• _INPUT FOR THIS TASK_
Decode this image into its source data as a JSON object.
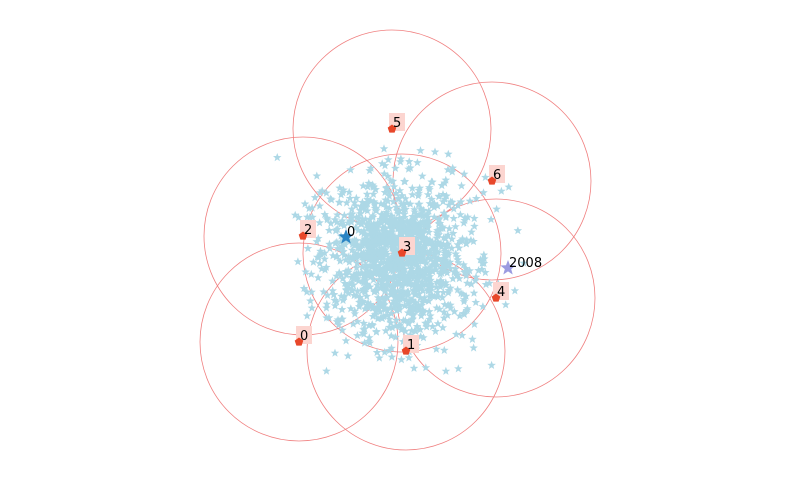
{
  "chart_data": {
    "type": "scatter",
    "title": "",
    "xlabel": "",
    "ylabel": "",
    "grid": false,
    "axes_visible": false,
    "point_cloud": {
      "marker": "star",
      "color": "#add8e6",
      "count": 2000
    },
    "highlight_points": [
      {
        "label": "0",
        "x": 346,
        "y": 237,
        "marker": "star",
        "color": "#2a84c4"
      },
      {
        "label": "2008",
        "x": 508,
        "y": 268,
        "marker": "star",
        "color": "#9b9be0"
      }
    ],
    "anchors": [
      {
        "label": "0",
        "x": 299,
        "y": 342
      },
      {
        "label": "1",
        "x": 406,
        "y": 351
      },
      {
        "label": "2",
        "x": 303,
        "y": 236
      },
      {
        "label": "3",
        "x": 402,
        "y": 253
      },
      {
        "label": "4",
        "x": 496,
        "y": 298
      },
      {
        "label": "5",
        "x": 392,
        "y": 129
      },
      {
        "label": "6",
        "x": 492,
        "y": 181
      }
    ],
    "anchor_style": {
      "marker": "pentagon",
      "color": "#e8472a",
      "label_box_color": "#fcd5d0"
    },
    "circle_radius": 99,
    "circle_color": "#f08080"
  }
}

• _YOUR GOAL_
Each line of the data should be quoted exactly, with pictures left out.

• _SOLUTION FOR THIS PROBLEM_
Decode this image into its source data as a JSON object.
{
  "chart_data": {
    "type": "scatter",
    "title": "",
    "xlabel": "",
    "ylabel": "",
    "grid": false,
    "axes_visible": false,
    "point_cloud": {
      "marker": "star",
      "color": "#add8e6",
      "count": 2000
    },
    "highlight_points": [
      {
        "label": "0",
        "x": 346,
        "y": 237,
        "marker": "star",
        "color": "#2a84c4"
      },
      {
        "label": "2008",
        "x": 508,
        "y": 268,
        "marker": "star",
        "color": "#9b9be0"
      }
    ],
    "anchors": [
      {
        "label": "0",
        "x": 299,
        "y": 342
      },
      {
        "label": "1",
        "x": 406,
        "y": 351
      },
      {
        "label": "2",
        "x": 303,
        "y": 236
      },
      {
        "label": "3",
        "x": 402,
        "y": 253
      },
      {
        "label": "4",
        "x": 496,
        "y": 298
      },
      {
        "label": "5",
        "x": 392,
        "y": 129
      },
      {
        "label": "6",
        "x": 492,
        "y": 181
      }
    ],
    "anchor_style": {
      "marker": "pentagon",
      "color": "#e8472a",
      "label_box_color": "#fcd5d0"
    },
    "circle_radius": 99,
    "circle_color": "#f08080"
  }
}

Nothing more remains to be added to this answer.